Record excerpts:

::::

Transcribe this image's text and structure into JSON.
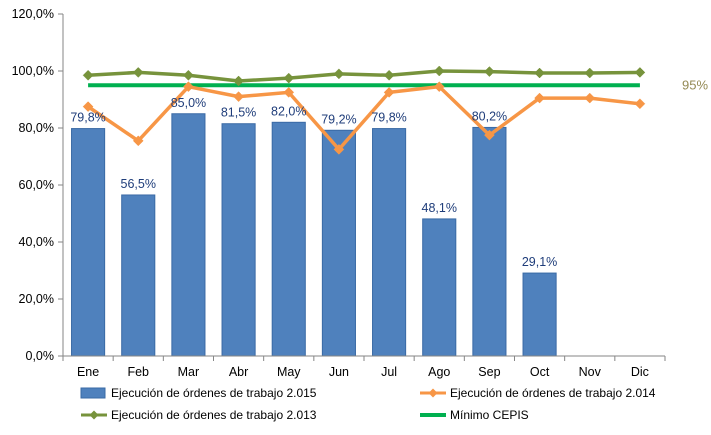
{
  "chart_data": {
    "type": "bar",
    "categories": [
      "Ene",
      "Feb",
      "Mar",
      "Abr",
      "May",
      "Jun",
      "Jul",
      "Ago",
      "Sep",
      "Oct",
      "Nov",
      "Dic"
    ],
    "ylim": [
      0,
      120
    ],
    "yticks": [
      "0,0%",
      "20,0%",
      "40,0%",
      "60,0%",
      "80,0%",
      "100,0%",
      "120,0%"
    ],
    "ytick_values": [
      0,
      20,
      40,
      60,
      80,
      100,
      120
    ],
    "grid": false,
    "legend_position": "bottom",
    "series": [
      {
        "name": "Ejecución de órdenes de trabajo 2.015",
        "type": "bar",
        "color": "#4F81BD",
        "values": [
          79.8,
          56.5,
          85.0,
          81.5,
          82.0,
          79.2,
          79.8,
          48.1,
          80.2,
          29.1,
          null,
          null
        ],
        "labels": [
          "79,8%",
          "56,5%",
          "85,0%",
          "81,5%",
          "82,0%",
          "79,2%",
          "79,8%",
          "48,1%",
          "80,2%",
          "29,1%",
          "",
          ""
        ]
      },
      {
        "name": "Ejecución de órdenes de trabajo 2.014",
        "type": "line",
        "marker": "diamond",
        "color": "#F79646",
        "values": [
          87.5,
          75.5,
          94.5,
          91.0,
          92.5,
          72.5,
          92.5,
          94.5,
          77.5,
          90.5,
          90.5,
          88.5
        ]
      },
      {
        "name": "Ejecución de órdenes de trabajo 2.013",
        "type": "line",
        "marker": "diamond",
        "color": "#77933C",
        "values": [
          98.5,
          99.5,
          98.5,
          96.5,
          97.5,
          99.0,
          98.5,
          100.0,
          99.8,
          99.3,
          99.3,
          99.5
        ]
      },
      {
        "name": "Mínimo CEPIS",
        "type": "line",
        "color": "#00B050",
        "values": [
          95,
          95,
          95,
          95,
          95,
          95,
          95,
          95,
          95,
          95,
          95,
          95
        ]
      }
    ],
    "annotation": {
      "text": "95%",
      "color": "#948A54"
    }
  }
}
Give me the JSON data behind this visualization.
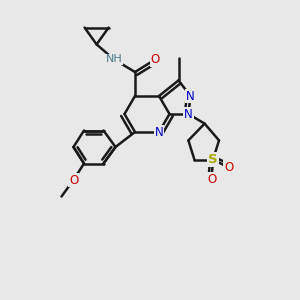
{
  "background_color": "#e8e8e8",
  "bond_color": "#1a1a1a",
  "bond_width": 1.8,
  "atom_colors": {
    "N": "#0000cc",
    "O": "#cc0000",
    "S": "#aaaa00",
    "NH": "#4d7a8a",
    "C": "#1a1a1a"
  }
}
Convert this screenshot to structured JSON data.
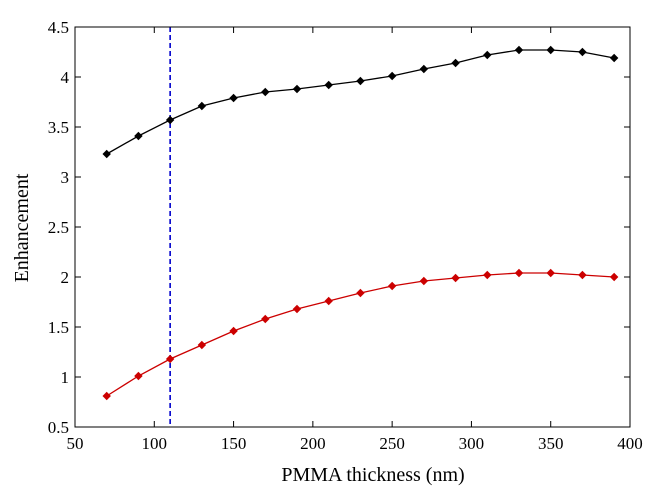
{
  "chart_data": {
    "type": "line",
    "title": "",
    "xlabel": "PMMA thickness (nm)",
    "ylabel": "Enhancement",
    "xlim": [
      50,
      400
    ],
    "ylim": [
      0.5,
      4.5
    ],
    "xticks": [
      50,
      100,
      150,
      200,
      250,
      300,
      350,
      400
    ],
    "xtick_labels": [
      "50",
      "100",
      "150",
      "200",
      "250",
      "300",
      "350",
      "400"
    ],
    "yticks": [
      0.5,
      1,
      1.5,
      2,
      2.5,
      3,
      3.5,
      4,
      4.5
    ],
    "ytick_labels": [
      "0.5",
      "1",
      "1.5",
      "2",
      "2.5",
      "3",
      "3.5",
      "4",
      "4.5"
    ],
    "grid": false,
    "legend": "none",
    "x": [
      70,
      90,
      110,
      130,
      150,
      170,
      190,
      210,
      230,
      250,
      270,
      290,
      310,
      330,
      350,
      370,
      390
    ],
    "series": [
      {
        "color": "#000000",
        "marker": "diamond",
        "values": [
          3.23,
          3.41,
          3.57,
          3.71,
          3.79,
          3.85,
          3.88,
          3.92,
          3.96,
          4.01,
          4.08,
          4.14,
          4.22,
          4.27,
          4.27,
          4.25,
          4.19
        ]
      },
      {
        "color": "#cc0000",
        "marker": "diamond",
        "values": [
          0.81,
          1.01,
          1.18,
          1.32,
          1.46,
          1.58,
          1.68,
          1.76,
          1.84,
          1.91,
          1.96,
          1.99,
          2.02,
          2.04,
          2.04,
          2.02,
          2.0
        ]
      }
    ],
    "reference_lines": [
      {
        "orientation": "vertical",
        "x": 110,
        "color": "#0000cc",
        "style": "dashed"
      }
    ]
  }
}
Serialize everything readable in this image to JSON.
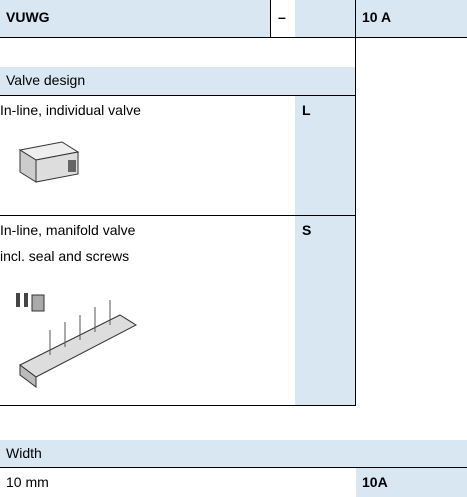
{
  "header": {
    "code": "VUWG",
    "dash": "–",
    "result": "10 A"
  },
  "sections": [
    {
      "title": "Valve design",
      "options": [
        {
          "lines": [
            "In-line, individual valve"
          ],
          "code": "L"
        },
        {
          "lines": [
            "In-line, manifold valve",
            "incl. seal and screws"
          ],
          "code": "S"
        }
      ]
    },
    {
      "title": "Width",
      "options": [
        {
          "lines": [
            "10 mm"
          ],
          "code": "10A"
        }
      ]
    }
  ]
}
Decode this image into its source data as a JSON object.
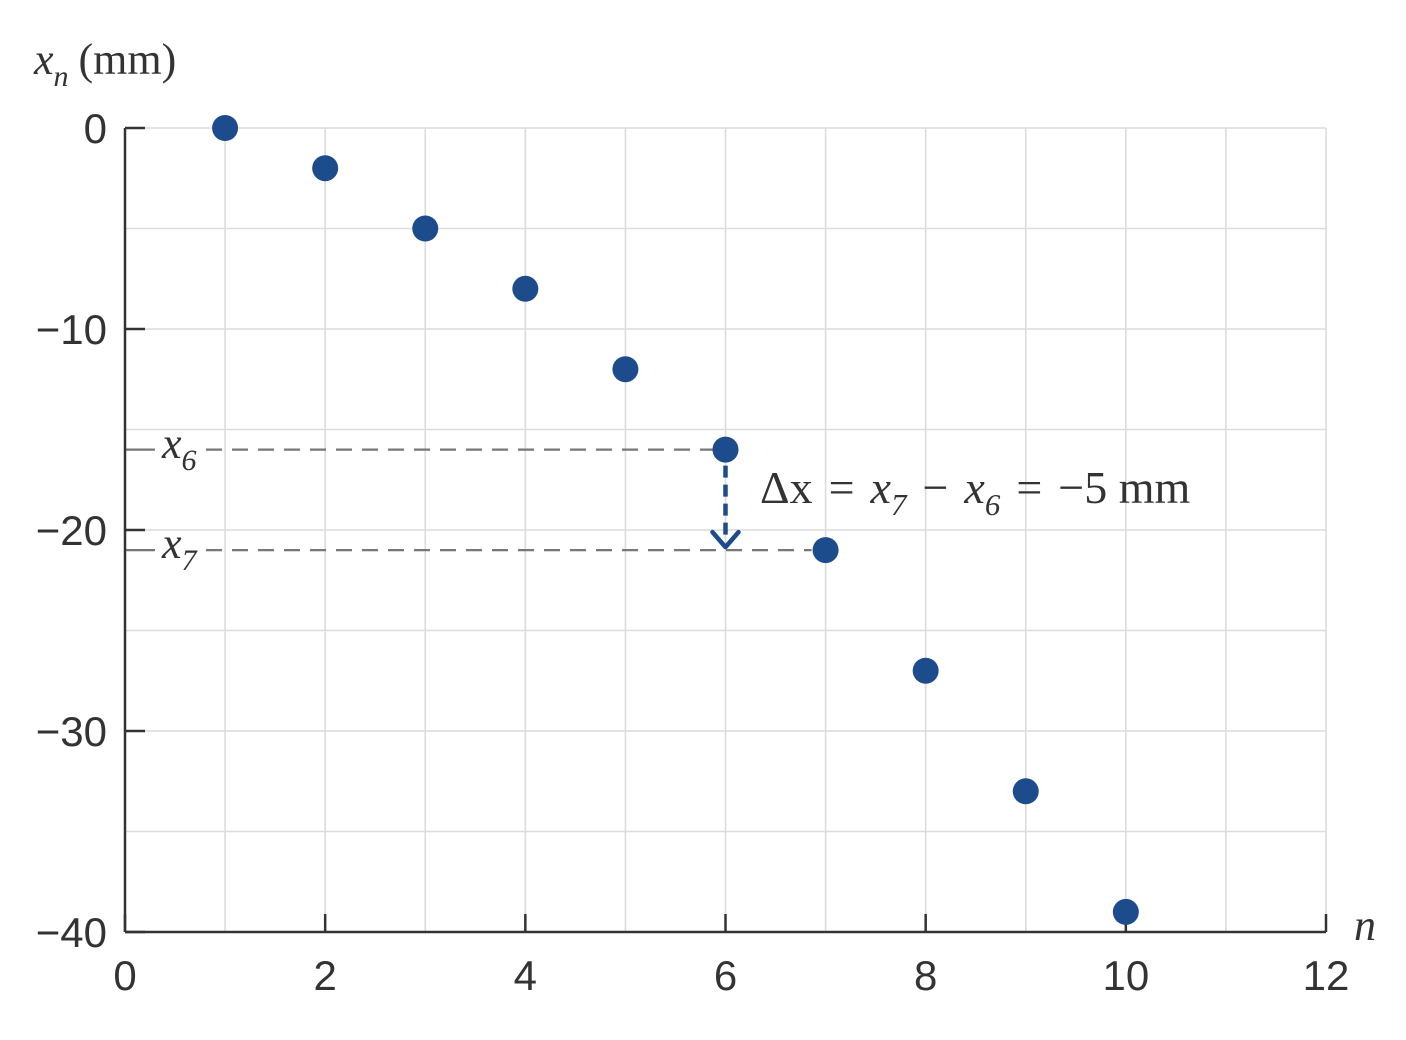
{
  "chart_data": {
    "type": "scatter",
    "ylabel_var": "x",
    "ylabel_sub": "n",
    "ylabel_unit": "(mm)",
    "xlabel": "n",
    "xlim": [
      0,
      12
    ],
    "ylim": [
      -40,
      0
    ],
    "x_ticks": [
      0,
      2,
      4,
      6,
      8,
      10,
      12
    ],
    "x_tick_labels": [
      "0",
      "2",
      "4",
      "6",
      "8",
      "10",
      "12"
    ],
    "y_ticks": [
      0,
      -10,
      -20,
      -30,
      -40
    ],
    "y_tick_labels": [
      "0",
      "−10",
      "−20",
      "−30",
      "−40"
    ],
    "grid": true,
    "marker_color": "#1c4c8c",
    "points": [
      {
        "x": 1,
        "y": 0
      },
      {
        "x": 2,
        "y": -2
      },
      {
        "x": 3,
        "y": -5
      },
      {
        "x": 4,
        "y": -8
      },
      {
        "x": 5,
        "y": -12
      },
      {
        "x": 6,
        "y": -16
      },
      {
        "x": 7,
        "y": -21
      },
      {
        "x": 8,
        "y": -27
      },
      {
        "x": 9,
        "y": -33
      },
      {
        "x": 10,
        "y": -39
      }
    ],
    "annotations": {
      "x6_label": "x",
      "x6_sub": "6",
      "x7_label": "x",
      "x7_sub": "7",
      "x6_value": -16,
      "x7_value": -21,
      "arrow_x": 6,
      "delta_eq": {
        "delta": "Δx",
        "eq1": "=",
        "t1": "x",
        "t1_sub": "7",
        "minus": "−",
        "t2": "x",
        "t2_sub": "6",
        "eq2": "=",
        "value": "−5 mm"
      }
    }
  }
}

::::

What you will do:
Omit the pictures. Output every record above word for word.

Answer to the problem:
Transcribe this image's text and structure into JSON.
{
  "chart_data": {
    "type": "bar",
    "categories": [
      "Ene",
      "Feb",
      "Mar",
      "Abr",
      "May",
      "Jun",
      "Jul",
      "Ago",
      "Sep",
      "Oct",
      "Nov",
      "Dic"
    ],
    "ylim": [
      0,
      120
    ],
    "yticks": [
      "0,0%",
      "20,0%",
      "40,0%",
      "60,0%",
      "80,0%",
      "100,0%",
      "120,0%"
    ],
    "ytick_values": [
      0,
      20,
      40,
      60,
      80,
      100,
      120
    ],
    "grid": false,
    "legend_position": "bottom",
    "series": [
      {
        "name": "Ejecución de órdenes de trabajo 2.015",
        "type": "bar",
        "color": "#4F81BD",
        "values": [
          79.8,
          56.5,
          85.0,
          81.5,
          82.0,
          79.2,
          79.8,
          48.1,
          80.2,
          29.1,
          null,
          null
        ],
        "labels": [
          "79,8%",
          "56,5%",
          "85,0%",
          "81,5%",
          "82,0%",
          "79,2%",
          "79,8%",
          "48,1%",
          "80,2%",
          "29,1%",
          "",
          ""
        ]
      },
      {
        "name": "Ejecución de órdenes de trabajo 2.014",
        "type": "line",
        "marker": "diamond",
        "color": "#F79646",
        "values": [
          87.5,
          75.5,
          94.5,
          91.0,
          92.5,
          72.5,
          92.5,
          94.5,
          77.5,
          90.5,
          90.5,
          88.5
        ]
      },
      {
        "name": "Ejecución de órdenes de trabajo 2.013",
        "type": "line",
        "marker": "diamond",
        "color": "#77933C",
        "values": [
          98.5,
          99.5,
          98.5,
          96.5,
          97.5,
          99.0,
          98.5,
          100.0,
          99.8,
          99.3,
          99.3,
          99.5
        ]
      },
      {
        "name": "Mínimo CEPIS",
        "type": "line",
        "color": "#00B050",
        "values": [
          95,
          95,
          95,
          95,
          95,
          95,
          95,
          95,
          95,
          95,
          95,
          95
        ]
      }
    ],
    "annotation": {
      "text": "95%",
      "color": "#948A54"
    }
  }
}
Give me the JSON data behind this visualization.
{
  "background_color": "#e8e8e8",
  "bond_color": "#1a1a1a",
  "bond_width": 1.8,
  "atom_colors": {
    "N": "#0000cc",
    "O": "#cc0000",
    "S": "#aaaa00",
    "NH": "#4d7a8a",
    "C": "#1a1a1a"
  }
}
Convert this screenshot to structured JSON data.
{
  "chart_data": {
    "type": "line",
    "title": "",
    "xlabel": "PMMA thickness (nm)",
    "ylabel": "Enhancement",
    "xlim": [
      50,
      400
    ],
    "ylim": [
      0.5,
      4.5
    ],
    "xticks": [
      50,
      100,
      150,
      200,
      250,
      300,
      350,
      400
    ],
    "xtick_labels": [
      "50",
      "100",
      "150",
      "200",
      "250",
      "300",
      "350",
      "400"
    ],
    "yticks": [
      0.5,
      1,
      1.5,
      2,
      2.5,
      3,
      3.5,
      4,
      4.5
    ],
    "ytick_labels": [
      "0.5",
      "1",
      "1.5",
      "2",
      "2.5",
      "3",
      "3.5",
      "4",
      "4.5"
    ],
    "grid": false,
    "legend": "none",
    "x": [
      70,
      90,
      110,
      130,
      150,
      170,
      190,
      210,
      230,
      250,
      270,
      290,
      310,
      330,
      350,
      370,
      390
    ],
    "series": [
      {
        "color": "#000000",
        "marker": "diamond",
        "values": [
          3.23,
          3.41,
          3.57,
          3.71,
          3.79,
          3.85,
          3.88,
          3.92,
          3.96,
          4.01,
          4.08,
          4.14,
          4.22,
          4.27,
          4.27,
          4.25,
          4.19
        ]
      },
      {
        "color": "#cc0000",
        "marker": "diamond",
        "values": [
          0.81,
          1.01,
          1.18,
          1.32,
          1.46,
          1.58,
          1.68,
          1.76,
          1.84,
          1.91,
          1.96,
          1.99,
          2.02,
          2.04,
          2.04,
          2.02,
          2.0
        ]
      }
    ],
    "reference_lines": [
      {
        "orientation": "vertical",
        "x": 110,
        "color": "#0000cc",
        "style": "dashed"
      }
    ]
  }
}
Serialize everything readable in this image to JSON.
{
  "header": {
    "code": "VUWG",
    "dash": "–",
    "result": "10 A"
  },
  "sections": [
    {
      "title": "Valve design",
      "options": [
        {
          "lines": [
            "In-line, individual valve"
          ],
          "code": "L"
        },
        {
          "lines": [
            "In-line, manifold valve",
            "incl. seal and screws"
          ],
          "code": "S"
        }
      ]
    },
    {
      "title": "Width",
      "options": [
        {
          "lines": [
            "10 mm"
          ],
          "code": "10A"
        }
      ]
    }
  ]
}
Decode this image into its source data as a JSON object.
{
  "chart_data": {
    "type": "scatter",
    "ylabel_var": "x",
    "ylabel_sub": "n",
    "ylabel_unit": "(mm)",
    "xlabel": "n",
    "xlim": [
      0,
      12
    ],
    "ylim": [
      -40,
      0
    ],
    "x_ticks": [
      0,
      2,
      4,
      6,
      8,
      10,
      12
    ],
    "x_tick_labels": [
      "0",
      "2",
      "4",
      "6",
      "8",
      "10",
      "12"
    ],
    "y_ticks": [
      0,
      -10,
      -20,
      -30,
      -40
    ],
    "y_tick_labels": [
      "0",
      "−10",
      "−20",
      "−30",
      "−40"
    ],
    "grid": true,
    "marker_color": "#1c4c8c",
    "points": [
      {
        "x": 1,
        "y": 0
      },
      {
        "x": 2,
        "y": -2
      },
      {
        "x": 3,
        "y": -5
      },
      {
        "x": 4,
        "y": -8
      },
      {
        "x": 5,
        "y": -12
      },
      {
        "x": 6,
        "y": -16
      },
      {
        "x": 7,
        "y": -21
      },
      {
        "x": 8,
        "y": -27
      },
      {
        "x": 9,
        "y": -33
      },
      {
        "x": 10,
        "y": -39
      }
    ],
    "annotations": {
      "x6_label": "x",
      "x6_sub": "6",
      "x7_label": "x",
      "x7_sub": "7",
      "x6_value": -16,
      "x7_value": -21,
      "arrow_x": 6,
      "delta_eq": {
        "delta": "Δx",
        "eq1": "=",
        "t1": "x",
        "t1_sub": "7",
        "minus": "−",
        "t2": "x",
        "t2_sub": "6",
        "eq2": "=",
        "value": "−5 mm"
      }
    }
  }
}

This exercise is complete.